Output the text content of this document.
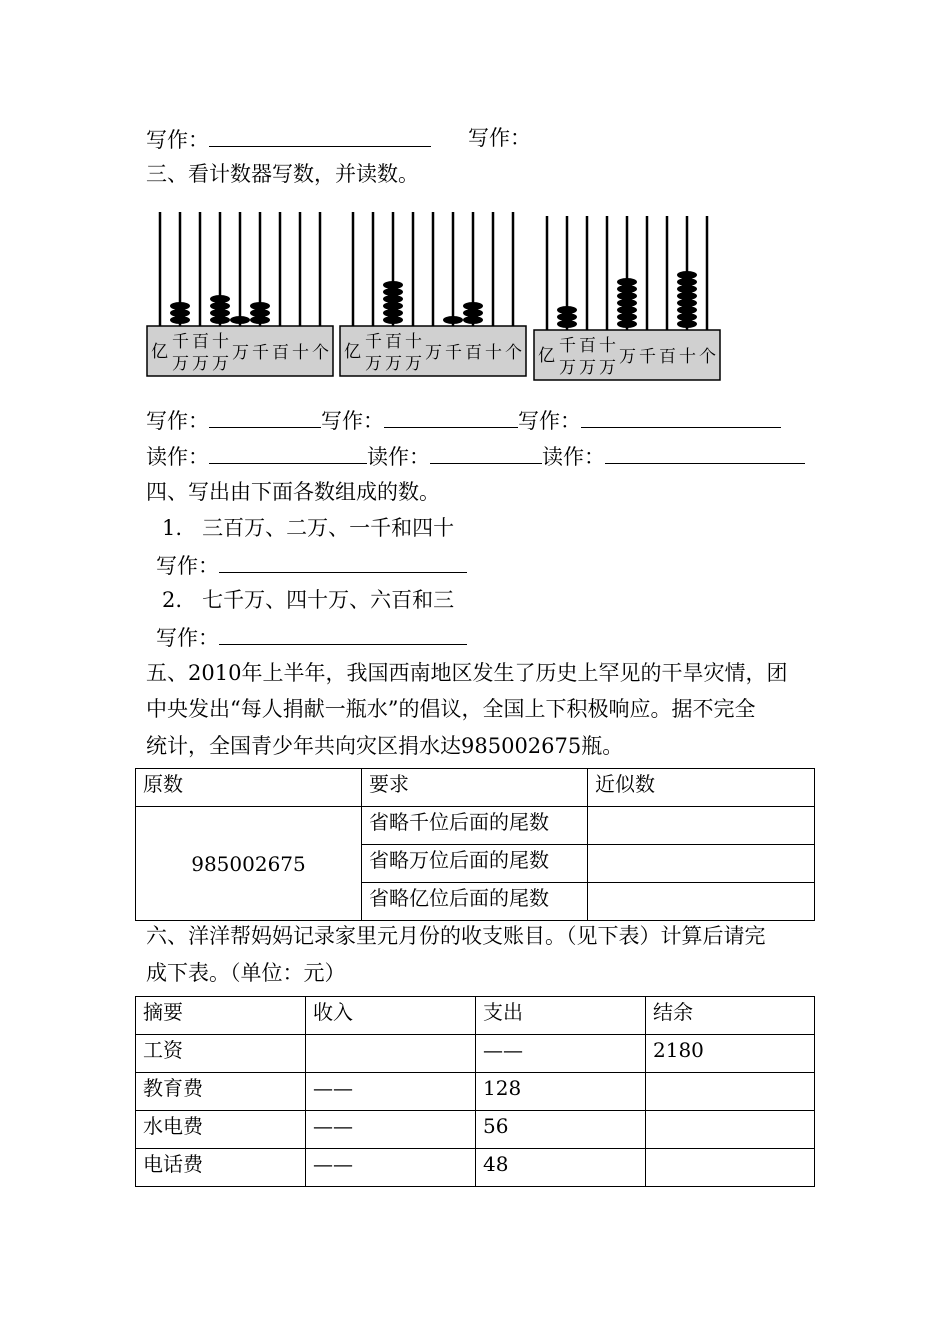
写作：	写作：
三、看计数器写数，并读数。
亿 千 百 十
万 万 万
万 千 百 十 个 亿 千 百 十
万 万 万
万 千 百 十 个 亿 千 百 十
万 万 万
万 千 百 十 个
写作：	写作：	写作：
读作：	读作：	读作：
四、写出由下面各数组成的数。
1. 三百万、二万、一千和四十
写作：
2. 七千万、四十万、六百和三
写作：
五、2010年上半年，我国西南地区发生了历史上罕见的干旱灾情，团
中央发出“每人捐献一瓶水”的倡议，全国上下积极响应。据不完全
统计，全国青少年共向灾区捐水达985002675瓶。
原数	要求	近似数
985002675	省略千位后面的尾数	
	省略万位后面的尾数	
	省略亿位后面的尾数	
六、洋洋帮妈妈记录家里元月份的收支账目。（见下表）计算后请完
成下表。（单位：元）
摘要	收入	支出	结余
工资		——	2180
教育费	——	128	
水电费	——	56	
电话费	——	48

_ _ _ _

--- Exercise objective ---
With the pictures omitted, reproduce the records in full and exactly.

--- Response to this task ---
Output the text content of this document.
写作：	写作：
三、看计数器写数，并读数。
亿 千 百 十
万 万 万
万 千 百 十 个 亿 千 百 十
万 万 万
万 千 百 十 个 亿 千 百 十
万 万 万
万 千 百 十 个
写作：	写作：	写作：
读作：	读作：	读作：
四、写出由下面各数组成的数。
1. 三百万、二万、一千和四十
写作：
2. 七千万、四十万、六百和三
写作：
五、2010年上半年，我国西南地区发生了历史上罕见的干旱灾情，团
中央发出“每人捐献一瓶水”的倡议，全国上下积极响应。据不完全
统计，全国青少年共向灾区捐水达985002675瓶。
原数	要求	近似数
985002675	省略千位后面的尾数	
	省略万位后面的尾数	
	省略亿位后面的尾数	
六、洋洋帮妈妈记录家里元月份的收支账目。（见下表）计算后请完
成下表。（单位：元）
摘要	收入	支出	结余
工资		——	2180
教育费	——	128	
水电费	——	56	
电话费	——	48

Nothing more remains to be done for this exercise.